◆ Request: Repeat the material in full. Keep every line exactly as it is.

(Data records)
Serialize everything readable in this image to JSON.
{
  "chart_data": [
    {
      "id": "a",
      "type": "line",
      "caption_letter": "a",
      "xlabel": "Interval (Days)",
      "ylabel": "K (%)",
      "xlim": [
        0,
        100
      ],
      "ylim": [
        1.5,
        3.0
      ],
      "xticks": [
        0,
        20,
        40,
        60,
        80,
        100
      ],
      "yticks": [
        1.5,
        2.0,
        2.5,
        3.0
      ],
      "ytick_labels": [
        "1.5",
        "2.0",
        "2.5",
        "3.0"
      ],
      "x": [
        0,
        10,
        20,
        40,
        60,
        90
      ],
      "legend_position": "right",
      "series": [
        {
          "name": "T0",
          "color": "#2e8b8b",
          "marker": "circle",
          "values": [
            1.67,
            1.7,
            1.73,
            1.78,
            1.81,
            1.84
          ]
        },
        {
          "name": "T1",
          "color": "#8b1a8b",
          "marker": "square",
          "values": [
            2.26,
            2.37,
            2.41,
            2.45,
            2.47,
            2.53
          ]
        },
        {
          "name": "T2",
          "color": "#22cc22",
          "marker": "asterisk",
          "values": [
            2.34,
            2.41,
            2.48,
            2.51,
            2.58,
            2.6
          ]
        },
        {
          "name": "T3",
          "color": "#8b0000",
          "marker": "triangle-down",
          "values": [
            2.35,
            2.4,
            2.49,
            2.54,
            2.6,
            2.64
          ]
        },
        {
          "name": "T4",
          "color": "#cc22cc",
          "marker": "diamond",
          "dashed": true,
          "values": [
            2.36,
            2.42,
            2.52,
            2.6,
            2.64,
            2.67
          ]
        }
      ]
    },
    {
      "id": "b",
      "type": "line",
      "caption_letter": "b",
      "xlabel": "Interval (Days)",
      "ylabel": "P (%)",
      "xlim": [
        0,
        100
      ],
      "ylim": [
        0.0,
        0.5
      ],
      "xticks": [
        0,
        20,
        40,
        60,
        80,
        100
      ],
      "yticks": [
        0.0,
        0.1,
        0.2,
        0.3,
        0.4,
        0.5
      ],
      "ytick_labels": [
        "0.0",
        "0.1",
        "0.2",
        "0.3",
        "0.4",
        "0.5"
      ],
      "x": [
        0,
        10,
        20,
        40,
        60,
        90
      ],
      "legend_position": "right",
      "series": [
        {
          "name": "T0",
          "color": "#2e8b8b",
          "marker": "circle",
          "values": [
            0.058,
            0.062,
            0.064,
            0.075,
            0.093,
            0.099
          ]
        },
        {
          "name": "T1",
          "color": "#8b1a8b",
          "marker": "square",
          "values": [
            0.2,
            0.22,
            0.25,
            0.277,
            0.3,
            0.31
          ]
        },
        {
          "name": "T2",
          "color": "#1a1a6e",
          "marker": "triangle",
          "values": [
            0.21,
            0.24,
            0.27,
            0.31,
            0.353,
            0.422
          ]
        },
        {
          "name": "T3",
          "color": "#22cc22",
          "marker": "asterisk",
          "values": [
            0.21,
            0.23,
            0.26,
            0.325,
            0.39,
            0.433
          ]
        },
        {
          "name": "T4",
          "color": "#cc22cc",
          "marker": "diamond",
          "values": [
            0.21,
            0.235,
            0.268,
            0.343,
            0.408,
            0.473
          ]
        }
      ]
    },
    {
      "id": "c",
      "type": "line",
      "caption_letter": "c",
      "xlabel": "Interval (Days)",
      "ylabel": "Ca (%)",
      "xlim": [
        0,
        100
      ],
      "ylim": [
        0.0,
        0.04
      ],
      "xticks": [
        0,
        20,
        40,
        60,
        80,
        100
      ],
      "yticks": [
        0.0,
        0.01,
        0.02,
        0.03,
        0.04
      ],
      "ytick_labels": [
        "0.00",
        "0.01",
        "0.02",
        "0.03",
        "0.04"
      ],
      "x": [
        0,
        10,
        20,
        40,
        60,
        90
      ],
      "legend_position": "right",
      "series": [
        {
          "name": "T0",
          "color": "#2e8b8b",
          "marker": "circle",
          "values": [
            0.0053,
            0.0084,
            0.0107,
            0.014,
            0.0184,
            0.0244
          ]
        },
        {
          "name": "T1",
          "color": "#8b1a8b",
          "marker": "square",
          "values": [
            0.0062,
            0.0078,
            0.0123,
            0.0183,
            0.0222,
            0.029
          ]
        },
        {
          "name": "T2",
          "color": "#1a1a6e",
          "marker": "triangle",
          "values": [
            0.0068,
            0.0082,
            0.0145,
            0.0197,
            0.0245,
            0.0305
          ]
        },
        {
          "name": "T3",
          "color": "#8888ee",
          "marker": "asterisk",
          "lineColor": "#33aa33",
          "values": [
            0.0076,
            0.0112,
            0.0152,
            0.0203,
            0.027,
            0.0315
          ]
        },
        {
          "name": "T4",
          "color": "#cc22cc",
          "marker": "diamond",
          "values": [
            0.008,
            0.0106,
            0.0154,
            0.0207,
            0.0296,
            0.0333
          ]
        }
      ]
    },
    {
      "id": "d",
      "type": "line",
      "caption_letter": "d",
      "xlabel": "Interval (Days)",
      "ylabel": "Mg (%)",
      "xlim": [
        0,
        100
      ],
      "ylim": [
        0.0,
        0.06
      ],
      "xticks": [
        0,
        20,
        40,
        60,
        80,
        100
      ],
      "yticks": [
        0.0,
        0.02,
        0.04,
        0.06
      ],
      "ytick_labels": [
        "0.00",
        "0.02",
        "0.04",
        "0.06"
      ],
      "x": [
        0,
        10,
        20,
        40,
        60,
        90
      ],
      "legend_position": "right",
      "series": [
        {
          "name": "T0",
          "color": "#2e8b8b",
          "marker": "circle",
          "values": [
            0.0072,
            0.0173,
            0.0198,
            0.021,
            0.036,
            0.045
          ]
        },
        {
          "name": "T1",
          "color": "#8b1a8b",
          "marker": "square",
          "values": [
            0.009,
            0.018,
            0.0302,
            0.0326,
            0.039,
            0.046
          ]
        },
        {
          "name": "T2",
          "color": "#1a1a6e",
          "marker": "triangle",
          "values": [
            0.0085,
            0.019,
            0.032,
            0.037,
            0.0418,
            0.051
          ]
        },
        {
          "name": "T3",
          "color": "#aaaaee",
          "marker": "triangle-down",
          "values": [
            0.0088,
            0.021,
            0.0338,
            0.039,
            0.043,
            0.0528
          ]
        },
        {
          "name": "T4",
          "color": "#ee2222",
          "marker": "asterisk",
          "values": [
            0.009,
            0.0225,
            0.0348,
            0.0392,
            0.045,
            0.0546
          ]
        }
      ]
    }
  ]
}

◆ Completed exercise:
Serialize everything readable in this image to JSON.
{
  "chart_data": [
    {
      "id": "a",
      "type": "line",
      "caption_letter": "a",
      "xlabel": "Interval (Days)",
      "ylabel": "K (%)",
      "xlim": [
        0,
        100
      ],
      "ylim": [
        1.5,
        3.0
      ],
      "xticks": [
        0,
        20,
        40,
        60,
        80,
        100
      ],
      "yticks": [
        1.5,
        2.0,
        2.5,
        3.0
      ],
      "ytick_labels": [
        "1.5",
        "2.0",
        "2.5",
        "3.0"
      ],
      "x": [
        0,
        10,
        20,
        40,
        60,
        90
      ],
      "legend_position": "right",
      "series": [
        {
          "name": "T0",
          "color": "#2e8b8b",
          "marker": "circle",
          "values": [
            1.67,
            1.7,
            1.73,
            1.78,
            1.81,
            1.84
          ]
        },
        {
          "name": "T1",
          "color": "#8b1a8b",
          "marker": "square",
          "values": [
            2.26,
            2.37,
            2.41,
            2.45,
            2.47,
            2.53
          ]
        },
        {
          "name": "T2",
          "color": "#22cc22",
          "marker": "asterisk",
          "values": [
            2.34,
            2.41,
            2.48,
            2.51,
            2.58,
            2.6
          ]
        },
        {
          "name": "T3",
          "color": "#8b0000",
          "marker": "triangle-down",
          "values": [
            2.35,
            2.4,
            2.49,
            2.54,
            2.6,
            2.64
          ]
        },
        {
          "name": "T4",
          "color": "#cc22cc",
          "marker": "diamond",
          "dashed": true,
          "values": [
            2.36,
            2.42,
            2.52,
            2.6,
            2.64,
            2.67
          ]
        }
      ]
    },
    {
      "id": "b",
      "type": "line",
      "caption_letter": "b",
      "xlabel": "Interval (Days)",
      "ylabel": "P (%)",
      "xlim": [
        0,
        100
      ],
      "ylim": [
        0.0,
        0.5
      ],
      "xticks": [
        0,
        20,
        40,
        60,
        80,
        100
      ],
      "yticks": [
        0.0,
        0.1,
        0.2,
        0.3,
        0.4,
        0.5
      ],
      "ytick_labels": [
        "0.0",
        "0.1",
        "0.2",
        "0.3",
        "0.4",
        "0.5"
      ],
      "x": [
        0,
        10,
        20,
        40,
        60,
        90
      ],
      "legend_position": "right",
      "series": [
        {
          "name": "T0",
          "color": "#2e8b8b",
          "marker": "circle",
          "values": [
            0.058,
            0.062,
            0.064,
            0.075,
            0.093,
            0.099
          ]
        },
        {
          "name": "T1",
          "color": "#8b1a8b",
          "marker": "square",
          "values": [
            0.2,
            0.22,
            0.25,
            0.277,
            0.3,
            0.31
          ]
        },
        {
          "name": "T2",
          "color": "#1a1a6e",
          "marker": "triangle",
          "values": [
            0.21,
            0.24,
            0.27,
            0.31,
            0.353,
            0.422
          ]
        },
        {
          "name": "T3",
          "color": "#22cc22",
          "marker": "asterisk",
          "values": [
            0.21,
            0.23,
            0.26,
            0.325,
            0.39,
            0.433
          ]
        },
        {
          "name": "T4",
          "color": "#cc22cc",
          "marker": "diamond",
          "values": [
            0.21,
            0.235,
            0.268,
            0.343,
            0.408,
            0.473
          ]
        }
      ]
    },
    {
      "id": "c",
      "type": "line",
      "caption_letter": "c",
      "xlabel": "Interval (Days)",
      "ylabel": "Ca (%)",
      "xlim": [
        0,
        100
      ],
      "ylim": [
        0.0,
        0.04
      ],
      "xticks": [
        0,
        20,
        40,
        60,
        80,
        100
      ],
      "yticks": [
        0.0,
        0.01,
        0.02,
        0.03,
        0.04
      ],
      "ytick_labels": [
        "0.00",
        "0.01",
        "0.02",
        "0.03",
        "0.04"
      ],
      "x": [
        0,
        10,
        20,
        40,
        60,
        90
      ],
      "legend_position": "right",
      "series": [
        {
          "name": "T0",
          "color": "#2e8b8b",
          "marker": "circle",
          "values": [
            0.0053,
            0.0084,
            0.0107,
            0.014,
            0.0184,
            0.0244
          ]
        },
        {
          "name": "T1",
          "color": "#8b1a8b",
          "marker": "square",
          "values": [
            0.0062,
            0.0078,
            0.0123,
            0.0183,
            0.0222,
            0.029
          ]
        },
        {
          "name": "T2",
          "color": "#1a1a6e",
          "marker": "triangle",
          "values": [
            0.0068,
            0.0082,
            0.0145,
            0.0197,
            0.0245,
            0.0305
          ]
        },
        {
          "name": "T3",
          "color": "#8888ee",
          "marker": "asterisk",
          "lineColor": "#33aa33",
          "values": [
            0.0076,
            0.0112,
            0.0152,
            0.0203,
            0.027,
            0.0315
          ]
        },
        {
          "name": "T4",
          "color": "#cc22cc",
          "marker": "diamond",
          "values": [
            0.008,
            0.0106,
            0.0154,
            0.0207,
            0.0296,
            0.0333
          ]
        }
      ]
    },
    {
      "id": "d",
      "type": "line",
      "caption_letter": "d",
      "xlabel": "Interval (Days)",
      "ylabel": "Mg (%)",
      "xlim": [
        0,
        100
      ],
      "ylim": [
        0.0,
        0.06
      ],
      "xticks": [
        0,
        20,
        40,
        60,
        80,
        100
      ],
      "yticks": [
        0.0,
        0.02,
        0.04,
        0.06
      ],
      "ytick_labels": [
        "0.00",
        "0.02",
        "0.04",
        "0.06"
      ],
      "x": [
        0,
        10,
        20,
        40,
        60,
        90
      ],
      "legend_position": "right",
      "series": [
        {
          "name": "T0",
          "color": "#2e8b8b",
          "marker": "circle",
          "values": [
            0.0072,
            0.0173,
            0.0198,
            0.021,
            0.036,
            0.045
          ]
        },
        {
          "name": "T1",
          "color": "#8b1a8b",
          "marker": "square",
          "values": [
            0.009,
            0.018,
            0.0302,
            0.0326,
            0.039,
            0.046
          ]
        },
        {
          "name": "T2",
          "color": "#1a1a6e",
          "marker": "triangle",
          "values": [
            0.0085,
            0.019,
            0.032,
            0.037,
            0.0418,
            0.051
          ]
        },
        {
          "name": "T3",
          "color": "#aaaaee",
          "marker": "triangle-down",
          "values": [
            0.0088,
            0.021,
            0.0338,
            0.039,
            0.043,
            0.0528
          ]
        },
        {
          "name": "T4",
          "color": "#ee2222",
          "marker": "asterisk",
          "values": [
            0.009,
            0.0225,
            0.0348,
            0.0392,
            0.045,
            0.0546
          ]
        }
      ]
    }
  ]
}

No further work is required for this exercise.